→ THE INPUT
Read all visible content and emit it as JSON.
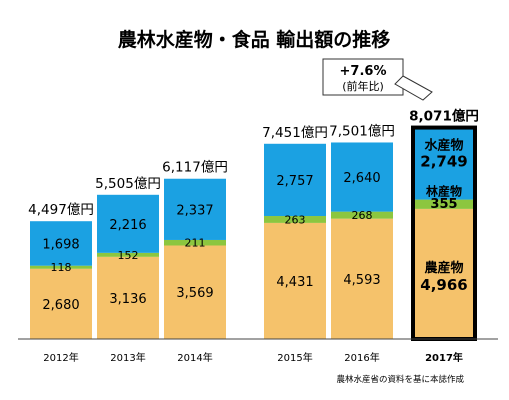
{
  "chart_data": {
    "type": "bar",
    "stacked": true,
    "title": "農林水産物・食品 輸出額の推移",
    "source": "農林水産省の資料を基に本誌作成",
    "categories": [
      "2012年",
      "2013年",
      "2014年",
      "2015年",
      "2016年",
      "2017年"
    ],
    "totals": [
      "4,497億円",
      "5,505億円",
      "6,117億円",
      "7,451億円",
      "7,501億円",
      "8,071億円"
    ],
    "series": [
      {
        "name": "農産物",
        "values": [
          2680,
          3136,
          3569,
          4431,
          4593,
          4966
        ],
        "labels": [
          "2,680",
          "3,136",
          "3,569",
          "4,431",
          "4,593",
          "4,966"
        ]
      },
      {
        "name": "林産物",
        "values": [
          118,
          152,
          211,
          263,
          268,
          355
        ],
        "labels": [
          "118",
          "152",
          "211",
          "263",
          "268",
          "355"
        ]
      },
      {
        "name": "水産物",
        "values": [
          1698,
          2216,
          2337,
          2757,
          2640,
          2749
        ],
        "labels": [
          "1,698",
          "2,216",
          "2,337",
          "2,757",
          "2,640",
          "2,749"
        ]
      }
    ],
    "highlight_index": 5,
    "callout": {
      "line1": "+7.6%",
      "line2": "(前年比)"
    },
    "colors": {
      "agri": "#f5c26b",
      "forest": "#8cc63f",
      "fish": "#1ba1e2",
      "highlight_border": "#000000"
    }
  }
}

→ DIRECTIVE
Every entry above should be duplicated exactly. Do not include the images.

→ COMPLETE RESPONSE
Read all visible content and emit it as JSON.
{
  "chart_data": {
    "type": "bar",
    "stacked": true,
    "title": "農林水産物・食品 輸出額の推移",
    "source": "農林水産省の資料を基に本誌作成",
    "categories": [
      "2012年",
      "2013年",
      "2014年",
      "2015年",
      "2016年",
      "2017年"
    ],
    "totals": [
      "4,497億円",
      "5,505億円",
      "6,117億円",
      "7,451億円",
      "7,501億円",
      "8,071億円"
    ],
    "series": [
      {
        "name": "農産物",
        "values": [
          2680,
          3136,
          3569,
          4431,
          4593,
          4966
        ],
        "labels": [
          "2,680",
          "3,136",
          "3,569",
          "4,431",
          "4,593",
          "4,966"
        ]
      },
      {
        "name": "林産物",
        "values": [
          118,
          152,
          211,
          263,
          268,
          355
        ],
        "labels": [
          "118",
          "152",
          "211",
          "263",
          "268",
          "355"
        ]
      },
      {
        "name": "水産物",
        "values": [
          1698,
          2216,
          2337,
          2757,
          2640,
          2749
        ],
        "labels": [
          "1,698",
          "2,216",
          "2,337",
          "2,757",
          "2,640",
          "2,749"
        ]
      }
    ],
    "highlight_index": 5,
    "callout": {
      "line1": "+7.6%",
      "line2": "(前年比)"
    },
    "colors": {
      "agri": "#f5c26b",
      "forest": "#8cc63f",
      "fish": "#1ba1e2",
      "highlight_border": "#000000"
    }
  }
}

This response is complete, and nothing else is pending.